(Document):
— begin —

Use the NeedsAiPluginManagerTrait for the boilerplate getter/setter:
use Drupal\ai\Guardrail\NeedsAiPluginManagerTrait;
use Drupal\ai\Guardrail\NonDeterministicGuardrailInterface;
class MyAiGuardrail extends AiGuardrailPluginBase implements NonDeterministicGuardrailInterface {
use NeedsAiPluginManagerTrait;
public function processInput(InputInterface $input): GuardrailResultInterface {
// Access the AI provider plugin manager.
$provider_manager = $this->getAiPluginManager();
// Get the default chat provider.
$default = $provider_manager->getDefaultProviderForOperationType('chat');
$provider = $provider_manager->createInstance($default['provider_id']);
// Make an AI call to classify the input.
$classification_input = new ChatInput([
new ChatMessage('user', 'Classify this text: ' . $text),
]);
$response = $provider->chat($classification_input, $default['model_id'], ['ai']);
// Use the classification result to decide pass/stop.
}
}
StreamableGuardrailInterface
For guardrails that need to evaluate content during streaming — before the full response has been received — implement StreamableGuardrailInterface. These guardrails hook into the stream iteration itself and can buffer suspicious portions in real-time, then decide whether to release, suppress, or rewrite them.
This is the right interface when you need to stop harmful content from reaching the user mid-stream rather than waiting for the full response.
How it Works
- Each incoming chunk of streamed text is checked against the pattern returned by
getStartRegex(). IfgetStartRegex()returns an empty string, the guardrail treats the very first chunk as a match and activates immediately. Otherwise, the guardrail accumulates chunks in an internal buffer and checks the combined text against the start regex on each chunk. - Because a start pattern can be split across two consecutive chunks (e.g.
<stafollowed byrt>), the guardrail system does not pass the full buffer to the consumer straight away. Instead, it only passes content up to the last sentence boundary (period or newline) and holds the remainder back for the next chunk. If no sentence boundary exists yet, nothing is passed to the consumer until one appears or the start regex matches. - Once
getStartRegex()matches, the guardrail becomes active. From this point all incoming chunks are held in the buffer and nothing reaches the consumer. - While active, each new chunk is appended to the buffer and the full buffer is tested against
getStopRegex(). When the stop regex matches,processStreamedBuffer()is called with everything that was buffered since activation. The return value decides what the consumer receives: pass the original content through (PassResult), replace it with a different message (RewriteOutputResult), or suppress it entirely (StopResult). - If the buffer grows beyond
maxGuardrailBufferSize(default 8,192 characters) before the stop regex matches,processStreamedBuffer()is called immediately to prevent unbounded memory growth. - When the stream ends, any content that was buffered while the guardrail was active is passed to
processStreamedBuffer(). Any content that was buffered while the guardrail was inactive (held back waiting for a sentence boundary that never arrived) is passed to the consumer as-is to prevent data loss.

— end —

[Stored items]
— begin —

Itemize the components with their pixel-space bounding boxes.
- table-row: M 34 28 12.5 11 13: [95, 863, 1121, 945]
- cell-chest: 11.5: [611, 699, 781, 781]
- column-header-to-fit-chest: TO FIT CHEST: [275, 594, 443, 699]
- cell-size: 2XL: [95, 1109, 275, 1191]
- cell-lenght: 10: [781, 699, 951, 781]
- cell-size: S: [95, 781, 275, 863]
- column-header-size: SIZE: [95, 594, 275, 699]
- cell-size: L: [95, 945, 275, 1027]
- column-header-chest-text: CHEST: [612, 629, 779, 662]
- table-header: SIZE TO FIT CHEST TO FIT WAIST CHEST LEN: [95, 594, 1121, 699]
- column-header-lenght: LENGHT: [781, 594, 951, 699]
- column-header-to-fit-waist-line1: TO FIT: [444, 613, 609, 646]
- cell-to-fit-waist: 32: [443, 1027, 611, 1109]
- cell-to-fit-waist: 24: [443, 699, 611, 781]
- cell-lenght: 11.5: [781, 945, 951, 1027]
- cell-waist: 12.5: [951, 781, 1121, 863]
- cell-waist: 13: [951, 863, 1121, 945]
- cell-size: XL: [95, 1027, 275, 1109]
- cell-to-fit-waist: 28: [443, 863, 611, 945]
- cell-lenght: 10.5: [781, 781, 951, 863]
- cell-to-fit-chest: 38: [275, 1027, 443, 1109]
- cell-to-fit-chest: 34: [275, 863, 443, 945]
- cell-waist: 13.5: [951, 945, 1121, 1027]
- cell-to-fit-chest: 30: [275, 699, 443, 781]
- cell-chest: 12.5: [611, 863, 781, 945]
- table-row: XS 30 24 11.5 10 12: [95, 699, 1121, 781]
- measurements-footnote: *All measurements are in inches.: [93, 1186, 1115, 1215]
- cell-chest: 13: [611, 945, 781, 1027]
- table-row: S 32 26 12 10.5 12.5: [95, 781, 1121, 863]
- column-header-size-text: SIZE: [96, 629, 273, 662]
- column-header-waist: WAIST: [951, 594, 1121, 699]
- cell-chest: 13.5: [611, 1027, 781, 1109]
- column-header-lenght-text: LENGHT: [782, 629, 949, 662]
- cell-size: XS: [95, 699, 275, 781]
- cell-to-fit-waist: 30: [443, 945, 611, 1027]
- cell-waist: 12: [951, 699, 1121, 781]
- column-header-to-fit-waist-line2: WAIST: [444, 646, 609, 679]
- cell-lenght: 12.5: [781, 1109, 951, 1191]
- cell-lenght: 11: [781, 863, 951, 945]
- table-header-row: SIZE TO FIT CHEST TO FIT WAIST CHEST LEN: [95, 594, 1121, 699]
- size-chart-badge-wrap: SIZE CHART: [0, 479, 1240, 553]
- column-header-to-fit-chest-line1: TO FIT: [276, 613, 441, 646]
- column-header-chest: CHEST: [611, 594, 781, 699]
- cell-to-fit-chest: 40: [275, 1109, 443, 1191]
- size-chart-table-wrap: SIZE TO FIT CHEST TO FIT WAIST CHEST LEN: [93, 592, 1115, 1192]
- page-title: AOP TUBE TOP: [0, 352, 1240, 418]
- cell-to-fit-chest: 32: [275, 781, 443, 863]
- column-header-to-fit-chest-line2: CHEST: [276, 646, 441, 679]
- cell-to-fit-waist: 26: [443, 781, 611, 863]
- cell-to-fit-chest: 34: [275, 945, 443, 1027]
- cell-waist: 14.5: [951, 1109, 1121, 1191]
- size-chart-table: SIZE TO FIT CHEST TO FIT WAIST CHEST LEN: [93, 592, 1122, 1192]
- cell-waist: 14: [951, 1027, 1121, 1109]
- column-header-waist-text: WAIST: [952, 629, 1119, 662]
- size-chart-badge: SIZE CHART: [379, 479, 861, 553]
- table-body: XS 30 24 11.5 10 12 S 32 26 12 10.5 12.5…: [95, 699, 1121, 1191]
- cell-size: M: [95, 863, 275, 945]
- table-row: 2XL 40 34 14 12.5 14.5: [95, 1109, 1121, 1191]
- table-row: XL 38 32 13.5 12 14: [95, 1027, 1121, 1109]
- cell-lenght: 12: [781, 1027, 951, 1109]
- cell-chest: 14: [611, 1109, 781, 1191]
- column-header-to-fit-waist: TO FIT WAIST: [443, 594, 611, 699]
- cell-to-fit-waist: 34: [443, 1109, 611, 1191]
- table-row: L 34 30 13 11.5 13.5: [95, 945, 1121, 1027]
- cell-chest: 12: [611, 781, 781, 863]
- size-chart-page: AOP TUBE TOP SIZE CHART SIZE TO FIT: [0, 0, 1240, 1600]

— end —

(Work to do):
**A.** Output the passage of the guardrail documentation starting with "How it Works" and going on through "consecutive chunks (e.g.".
**B.** In the guardrail documentation, what is the default value of maxGuardrailBufferSize?
**C.** Resume the guardrail documentation from the point where it stops.

(Answers by task):
**A.**
How it Works
- Each incoming chunk of streamed text is checked against the pattern returned by
getStartRegex(). IfgetStartRegex()returns an empty string, the guardrail treats the very first chunk as a match and activates immediately. Otherwise, the guardrail accumulates chunks in an internal buffer and checks the combined text against the start regex on each chunk. - Because a start pattern can be split across two consecutive chunks (e.g.

**B.** 8,192 characters.

**C.**
Minimal Example
<?php
declare(strict_types=1);
namespace Drupal\my_module\Plugin\AiGuardrail;
use Drupal\ai\Attribute\AiGuardrail;
use Drupal\ai\Guardrail\AiGuardrailPluginBase;
use Drupal\ai\Guardrail\Result\GuardrailResultInterface;
use Drupal\ai\Guardrail\Result\PassResult;
use Drupal\ai\Guardrail\Result\StopResult;
use Drupal\ai\Guardrail\StreamableGuardrailInterface;
use Drupal\ai\OperationType\InputInterface;
use Drupal\ai\OperationType\OutputInterface;
use Drupal\Core\StringTranslation\TranslatableMarkup;
/**
* Blocks any content wrapped in [SENSITIVE]…[/SENSITIVE] during streaming.
*/
#[AiGuardrail(
id: 'sensitive_block_stream',
label: new TranslatableMarkup('Sensitive Block (streaming)'),
description: new TranslatableMarkup('Suppresses content between [SENSITIVE] markers during streaming.'),
)]
class SensitiveBlockStream extends AiGuardrailPluginBase implements StreamableGuardrailInterface {
public function getStartRegex(): string {
return '/\[SENSITIVE\]/';
}
public function getStopRegex(): string {
return '/\[\/SENSITIVE\]/';
}
public function processStreamedBuffer(string $buffered_content): GuardrailResultInterface {
// Content between the markers is suppressed.
return new StopResult('[Sensitive content was removed.]', $this);
}
public function processInput(InputInterface $input): GuardrailResultInterface {
return new PassResult('', $this);
}
public function processOutput(OutputInterface $output): GuardrailResultInterface {
return new PassResult('', $this);
}
}
Registration
Streaming guardrails are registered on the post-generate list of a guardrail set. The GuardrailsEventSubscriber automatically detects StreamableGuardrailInterface implementations and registers them with the stream iterator before the stream starts. They do not run through the normal processOutput() post-generate path.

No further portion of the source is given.